EXERCISE OBJECTIVE:
Find and copy lines holding "marker".
════
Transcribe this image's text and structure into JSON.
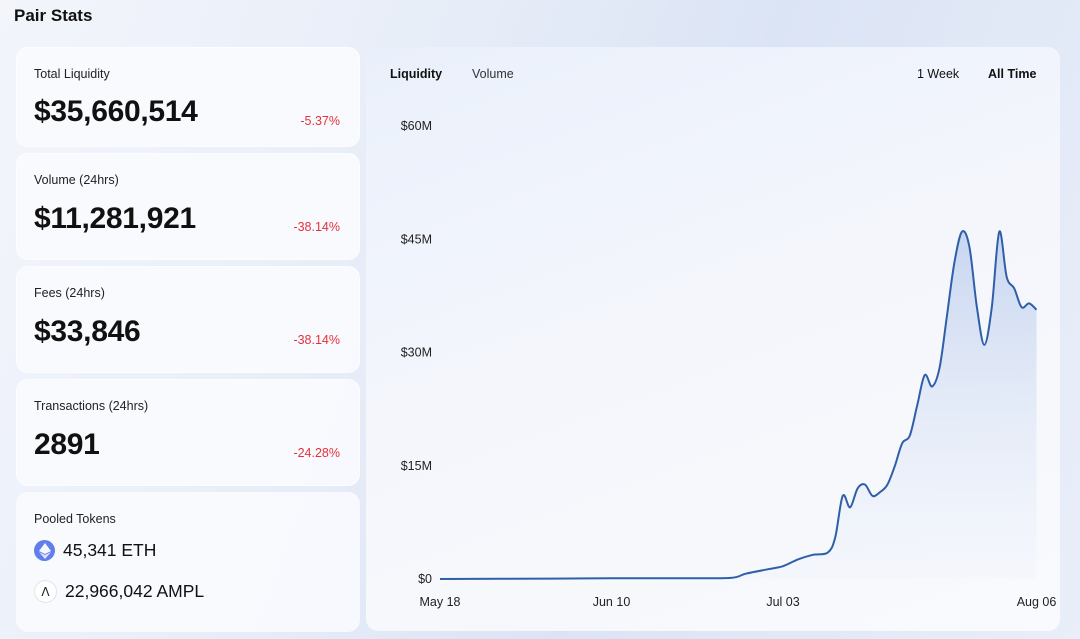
{
  "page": {
    "title": "Pair Stats"
  },
  "stats": [
    {
      "label": "Total Liquidity",
      "value": "$35,660,514",
      "change": "-5.37%"
    },
    {
      "label": "Volume (24hrs)",
      "value": "$11,281,921",
      "change": "-38.14%"
    },
    {
      "label": "Fees (24hrs)",
      "value": "$33,846",
      "change": "-38.14%"
    },
    {
      "label": "Transactions (24hrs)",
      "value": "2891",
      "change": "-24.28%"
    }
  ],
  "pooled": {
    "label": "Pooled Tokens",
    "tokens": [
      {
        "icon": "ethereum-icon",
        "text": "45,341 ETH"
      },
      {
        "icon": "ampleforth-icon",
        "text": "22,966,042 AMPL",
        "glyph": "Λ"
      }
    ]
  },
  "chart_tabs": {
    "liquidity": "Liquidity",
    "volume": "Volume",
    "active": "Liquidity"
  },
  "time_ranges": {
    "week": "1 Week",
    "all": "All Time",
    "active": "All Time"
  },
  "colors": {
    "negative": "#e5323b",
    "line": "#2f5fa8",
    "eth": "#627eea"
  },
  "chart_data": {
    "type": "area",
    "title": "",
    "xlabel": "",
    "ylabel": "",
    "x_ticks": [
      "May 18",
      "Jun 10",
      "Jul 03",
      "Aug 06"
    ],
    "y_ticks": [
      "$60M",
      "$45M",
      "$30M",
      "$15M",
      "$0"
    ],
    "y_tick_values": [
      60,
      45,
      30,
      15,
      0
    ],
    "x_range": [
      "May 18",
      "Aug 07"
    ],
    "ylim": [
      0,
      60
    ],
    "unit": "millions USD",
    "grid": false,
    "series": [
      {
        "values": [
          [
            "2020-05-18",
            0
          ],
          [
            "2020-06-02",
            0.05
          ],
          [
            "2020-06-10",
            0.1
          ],
          [
            "2020-06-20",
            0.1
          ],
          [
            "2020-06-26",
            0.15
          ],
          [
            "2020-06-28",
            0.7
          ],
          [
            "2020-07-01",
            1.3
          ],
          [
            "2020-07-03",
            1.7
          ],
          [
            "2020-07-05",
            2.6
          ],
          [
            "2020-07-07",
            3.2
          ],
          [
            "2020-07-09",
            3.5
          ],
          [
            "2020-07-10",
            5.5
          ],
          [
            "2020-07-11",
            11
          ],
          [
            "2020-07-12",
            9.5
          ],
          [
            "2020-07-13",
            12
          ],
          [
            "2020-07-14",
            12.5
          ],
          [
            "2020-07-15",
            11
          ],
          [
            "2020-07-16",
            11.5
          ],
          [
            "2020-07-17",
            12.5
          ],
          [
            "2020-07-18",
            15
          ],
          [
            "2020-07-19",
            18
          ],
          [
            "2020-07-20",
            19
          ],
          [
            "2020-07-21",
            23
          ],
          [
            "2020-07-22",
            27
          ],
          [
            "2020-07-23",
            25.5
          ],
          [
            "2020-07-24",
            28
          ],
          [
            "2020-07-25",
            35
          ],
          [
            "2020-07-26",
            42
          ],
          [
            "2020-07-27",
            46
          ],
          [
            "2020-07-28",
            44
          ],
          [
            "2020-07-29",
            36
          ],
          [
            "2020-07-30",
            31
          ],
          [
            "2020-07-31",
            36
          ],
          [
            "2020-08-01",
            46
          ],
          [
            "2020-08-02",
            40
          ],
          [
            "2020-08-03",
            38.5
          ],
          [
            "2020-08-04",
            36
          ],
          [
            "2020-08-05",
            36.5
          ],
          [
            "2020-08-06",
            35.66
          ]
        ]
      }
    ]
  }
}
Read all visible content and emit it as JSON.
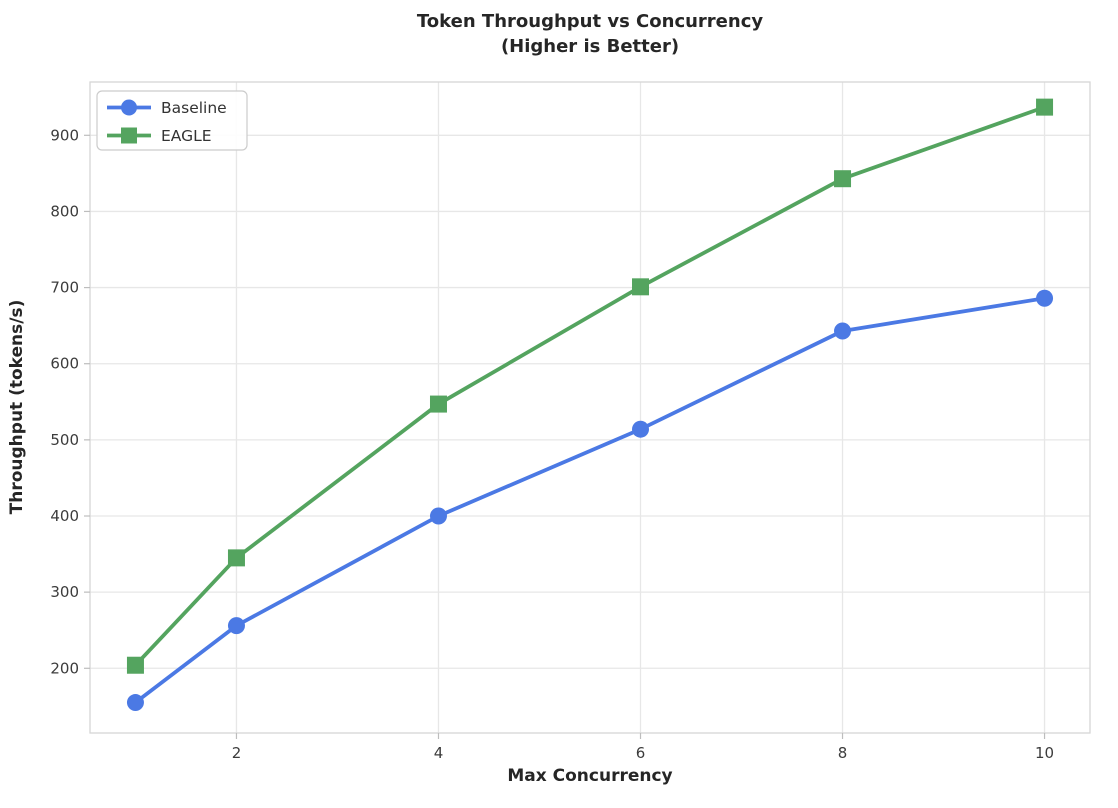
{
  "chart_data": {
    "type": "line",
    "title": "Token Throughput vs Concurrency",
    "subtitle": "(Higher is Better)",
    "xlabel": "Max Concurrency",
    "ylabel": "Throughput (tokens/s)",
    "x": [
      1,
      2,
      4,
      6,
      8,
      10
    ],
    "series": [
      {
        "name": "Baseline",
        "marker": "circle",
        "color": "#4b79e4",
        "values": [
          155,
          256,
          400,
          514,
          643,
          686
        ]
      },
      {
        "name": "EAGLE",
        "marker": "square",
        "color": "#54a45f",
        "values": [
          204,
          345,
          547,
          701,
          843,
          937
        ]
      }
    ],
    "x_ticks": [
      2,
      4,
      6,
      8,
      10
    ],
    "y_ticks": [
      200,
      300,
      400,
      500,
      600,
      700,
      800,
      900
    ],
    "xlim": [
      0.55,
      10.45
    ],
    "ylim": [
      115,
      970
    ],
    "grid": true,
    "legend_position": "upper-left",
    "colors": {
      "grid": "#e7e7e7",
      "frame": "#d6d6d6",
      "tick_mark": "#bdbdbd",
      "tick_label": "#3c3c3c",
      "title_text": "#262626",
      "legend_border": "#cccccc",
      "legend_text": "#333333"
    }
  }
}
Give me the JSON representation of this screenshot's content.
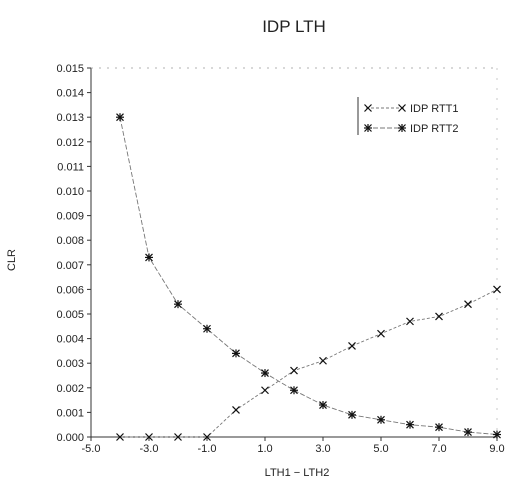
{
  "chart_data": {
    "type": "line",
    "title": "IDP LTH",
    "xlabel": "LTH1 − LTH2",
    "ylabel": "CLR",
    "xlim": [
      -5.0,
      9.0
    ],
    "ylim": [
      0.0,
      0.015
    ],
    "xticks": [
      -5.0,
      -3.0,
      -1.0,
      1.0,
      3.0,
      5.0,
      7.0,
      9.0
    ],
    "xtick_labels": [
      "-5.0",
      "-3.0",
      "-1.0",
      "1.0",
      "3.0",
      "5.0",
      "7.0",
      "9.0"
    ],
    "yticks": [
      0.0,
      0.001,
      0.002,
      0.003,
      0.004,
      0.005,
      0.006,
      0.007,
      0.008,
      0.009,
      0.01,
      0.011,
      0.012,
      0.013,
      0.014,
      0.015
    ],
    "ytick_labels": [
      "0.000",
      "0.001",
      "0.002",
      "0.003",
      "0.004",
      "0.005",
      "0.006",
      "0.007",
      "0.008",
      "0.009",
      "0.010",
      "0.011",
      "0.012",
      "0.013",
      "0.014",
      "0.015"
    ],
    "grid": false,
    "legend_position": "top-right",
    "series": [
      {
        "name": "IDP RTT1",
        "marker": "x",
        "x": [
          -4,
          -3,
          -2,
          -1,
          0,
          1,
          2,
          3,
          4,
          5,
          6,
          7,
          8,
          9
        ],
        "y": [
          0.0,
          0.0,
          0.0,
          0.0,
          0.0011,
          0.0019,
          0.0027,
          0.0031,
          0.0037,
          0.0042,
          0.0047,
          0.0049,
          0.0054,
          0.006
        ]
      },
      {
        "name": "IDP RTT2",
        "marker": "asterisk",
        "x": [
          -4,
          -3,
          -2,
          -1,
          0,
          1,
          2,
          3,
          4,
          5,
          6,
          7,
          8,
          9
        ],
        "y": [
          0.013,
          0.0073,
          0.0054,
          0.0044,
          0.0034,
          0.0026,
          0.0019,
          0.0013,
          0.0009,
          0.0007,
          0.0005,
          0.0004,
          0.0002,
          0.0001
        ]
      }
    ]
  }
}
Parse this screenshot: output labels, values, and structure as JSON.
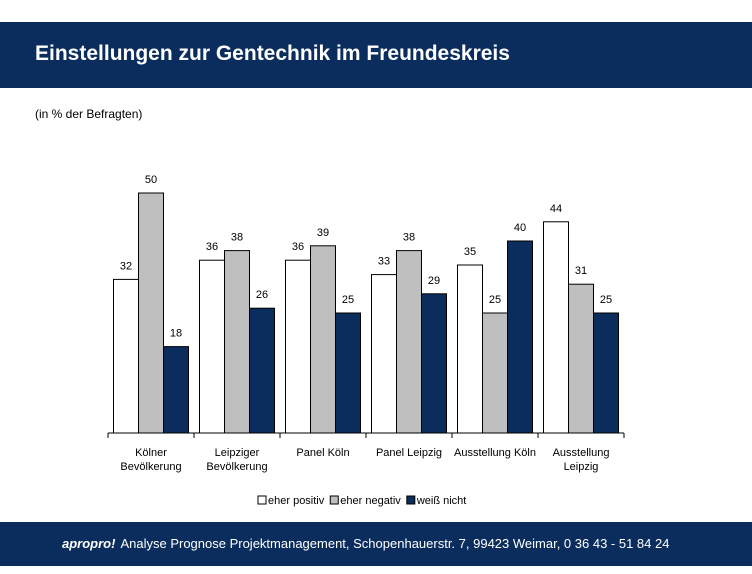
{
  "header": {
    "title": "Einstellungen zur Gentechnik im Freundeskreis"
  },
  "chart_data": {
    "type": "bar",
    "subtitle": "(in % der Befragten)",
    "categories": [
      "Kölner\nBevölkerung",
      "Leipziger\nBevölkerung",
      "Panel Köln",
      "Panel Leipzig",
      "Ausstellung Köln",
      "Ausstellung\nLeipzig"
    ],
    "series": [
      {
        "name": "eher positiv",
        "color": "#ffffff",
        "values": [
          32,
          36,
          36,
          33,
          35,
          44
        ]
      },
      {
        "name": "eher negativ",
        "color": "#bfbfbf",
        "values": [
          50,
          38,
          39,
          38,
          25,
          31
        ]
      },
      {
        "name": "weiß nicht",
        "color": "#0b2d5e",
        "values": [
          18,
          26,
          25,
          29,
          40,
          25
        ]
      }
    ],
    "ylim": [
      0,
      50
    ]
  },
  "footer": {
    "brand": "apropro!",
    "text": "Analyse Prognose Projektmanagement, Schopenhauerstr. 7, 99423 Weimar, 0 36 43 - 51 84 24"
  }
}
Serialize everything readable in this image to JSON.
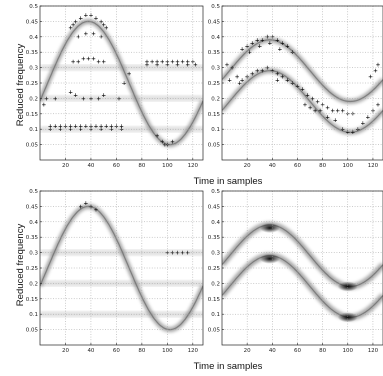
{
  "figure": {
    "x_axis_label": "Time in samples",
    "y_axis_label": "Reduced frequency"
  },
  "chart_data": [
    {
      "type": "scatter",
      "panel": "top-left",
      "xlim": [
        0,
        128
      ],
      "ylim": [
        0,
        0.5
      ],
      "xticks": [
        20,
        40,
        60,
        80,
        100,
        120
      ],
      "yticks": [
        0.05,
        0.1,
        0.15,
        0.2,
        0.25,
        0.3,
        0.35,
        0.4,
        0.45,
        0.5
      ],
      "grid": true,
      "background_curve": {
        "center": 0.25,
        "amplitude": 0.2,
        "period": 128,
        "phase_peak": 38
      },
      "horizontal_bands": [
        0.1,
        0.2,
        0.3
      ],
      "points": [
        [
          28,
          0.45
        ],
        [
          32,
          0.46
        ],
        [
          36,
          0.47
        ],
        [
          40,
          0.47
        ],
        [
          44,
          0.46
        ],
        [
          48,
          0.45
        ],
        [
          26,
          0.44
        ],
        [
          50,
          0.44
        ],
        [
          24,
          0.43
        ],
        [
          52,
          0.43
        ],
        [
          30,
          0.4
        ],
        [
          36,
          0.41
        ],
        [
          42,
          0.41
        ],
        [
          48,
          0.4
        ],
        [
          26,
          0.32
        ],
        [
          30,
          0.32
        ],
        [
          34,
          0.33
        ],
        [
          38,
          0.33
        ],
        [
          42,
          0.33
        ],
        [
          46,
          0.32
        ],
        [
          50,
          0.32
        ],
        [
          24,
          0.22
        ],
        [
          28,
          0.21
        ],
        [
          34,
          0.2
        ],
        [
          40,
          0.2
        ],
        [
          46,
          0.2
        ],
        [
          50,
          0.21
        ],
        [
          8,
          0.11
        ],
        [
          12,
          0.11
        ],
        [
          16,
          0.11
        ],
        [
          20,
          0.11
        ],
        [
          24,
          0.11
        ],
        [
          28,
          0.11
        ],
        [
          32,
          0.11
        ],
        [
          36,
          0.11
        ],
        [
          40,
          0.11
        ],
        [
          44,
          0.11
        ],
        [
          48,
          0.11
        ],
        [
          52,
          0.11
        ],
        [
          56,
          0.11
        ],
        [
          60,
          0.11
        ],
        [
          64,
          0.11
        ],
        [
          8,
          0.1
        ],
        [
          16,
          0.1
        ],
        [
          24,
          0.1
        ],
        [
          32,
          0.1
        ],
        [
          40,
          0.1
        ],
        [
          48,
          0.1
        ],
        [
          56,
          0.1
        ],
        [
          64,
          0.1
        ],
        [
          3,
          0.18
        ],
        [
          5,
          0.2
        ],
        [
          12,
          0.2
        ],
        [
          62,
          0.2
        ],
        [
          66,
          0.25
        ],
        [
          70,
          0.28
        ],
        [
          84,
          0.32
        ],
        [
          88,
          0.32
        ],
        [
          92,
          0.32
        ],
        [
          96,
          0.32
        ],
        [
          100,
          0.32
        ],
        [
          104,
          0.32
        ],
        [
          108,
          0.32
        ],
        [
          112,
          0.32
        ],
        [
          116,
          0.32
        ],
        [
          120,
          0.32
        ],
        [
          84,
          0.31
        ],
        [
          92,
          0.31
        ],
        [
          100,
          0.31
        ],
        [
          108,
          0.31
        ],
        [
          116,
          0.31
        ],
        [
          122,
          0.31
        ],
        [
          96,
          0.06
        ],
        [
          98,
          0.05
        ],
        [
          100,
          0.05
        ],
        [
          104,
          0.06
        ],
        [
          92,
          0.08
        ]
      ]
    },
    {
      "type": "scatter",
      "panel": "top-right",
      "xlim": [
        0,
        128
      ],
      "ylim": [
        0,
        0.5
      ],
      "xticks": [
        20,
        40,
        60,
        80,
        100,
        120
      ],
      "yticks": [
        0.05,
        0.1,
        0.15,
        0.2,
        0.25,
        0.3,
        0.35,
        0.4,
        0.45,
        0.5
      ],
      "grid": true,
      "background_curves": [
        {
          "center": 0.29,
          "amplitude": 0.1,
          "period": 128,
          "phase_peak": 38
        },
        {
          "center": 0.19,
          "amplitude": 0.1,
          "period": 128,
          "phase_peak": 38
        }
      ],
      "points": [
        [
          16,
          0.36
        ],
        [
          20,
          0.37
        ],
        [
          24,
          0.38
        ],
        [
          28,
          0.39
        ],
        [
          32,
          0.39
        ],
        [
          36,
          0.4
        ],
        [
          40,
          0.4
        ],
        [
          44,
          0.39
        ],
        [
          48,
          0.38
        ],
        [
          52,
          0.37
        ],
        [
          56,
          0.35
        ],
        [
          22,
          0.35
        ],
        [
          30,
          0.37
        ],
        [
          38,
          0.38
        ],
        [
          46,
          0.36
        ],
        [
          4,
          0.31
        ],
        [
          8,
          0.3
        ],
        [
          12,
          0.27
        ],
        [
          16,
          0.26
        ],
        [
          20,
          0.27
        ],
        [
          24,
          0.28
        ],
        [
          28,
          0.29
        ],
        [
          32,
          0.29
        ],
        [
          36,
          0.3
        ],
        [
          40,
          0.29
        ],
        [
          44,
          0.28
        ],
        [
          48,
          0.27
        ],
        [
          52,
          0.26
        ],
        [
          56,
          0.25
        ],
        [
          6,
          0.26
        ],
        [
          14,
          0.25
        ],
        [
          44,
          0.26
        ],
        [
          60,
          0.24
        ],
        [
          64,
          0.23
        ],
        [
          68,
          0.21
        ],
        [
          72,
          0.2
        ],
        [
          76,
          0.19
        ],
        [
          80,
          0.18
        ],
        [
          84,
          0.17
        ],
        [
          88,
          0.16
        ],
        [
          92,
          0.16
        ],
        [
          96,
          0.16
        ],
        [
          100,
          0.15
        ],
        [
          104,
          0.15
        ],
        [
          66,
          0.18
        ],
        [
          70,
          0.17
        ],
        [
          74,
          0.16
        ],
        [
          78,
          0.16
        ],
        [
          84,
          0.14
        ],
        [
          90,
          0.13
        ],
        [
          96,
          0.1
        ],
        [
          100,
          0.09
        ],
        [
          104,
          0.09
        ],
        [
          108,
          0.1
        ],
        [
          112,
          0.12
        ],
        [
          116,
          0.14
        ],
        [
          120,
          0.16
        ],
        [
          124,
          0.18
        ],
        [
          118,
          0.27
        ],
        [
          122,
          0.29
        ],
        [
          124,
          0.31
        ]
      ]
    },
    {
      "type": "scatter",
      "panel": "bottom-left",
      "xlim": [
        0,
        128
      ],
      "ylim": [
        0,
        0.5
      ],
      "xticks": [
        20,
        40,
        60,
        80,
        100,
        120
      ],
      "yticks": [
        0.05,
        0.1,
        0.15,
        0.2,
        0.25,
        0.3,
        0.35,
        0.4,
        0.45,
        0.5
      ],
      "grid": true,
      "background_curve": {
        "center": 0.25,
        "amplitude": 0.2,
        "period": 128,
        "phase_peak": 38
      },
      "horizontal_bands": [
        0.1,
        0.2,
        0.3
      ],
      "points": [
        [
          32,
          0.45
        ],
        [
          36,
          0.46
        ],
        [
          40,
          0.45
        ],
        [
          44,
          0.44
        ],
        [
          100,
          0.3
        ],
        [
          104,
          0.3
        ],
        [
          108,
          0.3
        ],
        [
          112,
          0.3
        ],
        [
          116,
          0.3
        ]
      ]
    },
    {
      "type": "heatmap",
      "panel": "bottom-right",
      "xlim": [
        0,
        128
      ],
      "ylim": [
        0,
        0.5
      ],
      "xticks": [
        20,
        40,
        60,
        80,
        100,
        120
      ],
      "yticks": [
        0.05,
        0.1,
        0.15,
        0.2,
        0.25,
        0.3,
        0.35,
        0.4,
        0.45,
        0.5
      ],
      "grid": true,
      "background_curves": [
        {
          "center": 0.29,
          "amplitude": 0.1,
          "period": 128,
          "phase_peak": 38
        },
        {
          "center": 0.19,
          "amplitude": 0.1,
          "period": 128,
          "phase_peak": 38
        }
      ],
      "hotspots": [
        [
          38,
          0.38
        ],
        [
          38,
          0.28
        ],
        [
          100,
          0.09
        ],
        [
          100,
          0.19
        ]
      ]
    }
  ]
}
════
OUTPUT OF THE EXERCISE:
        "marker": "circle",
        "marker": "square",
        "marker": "x",
        "marker": "asterisk",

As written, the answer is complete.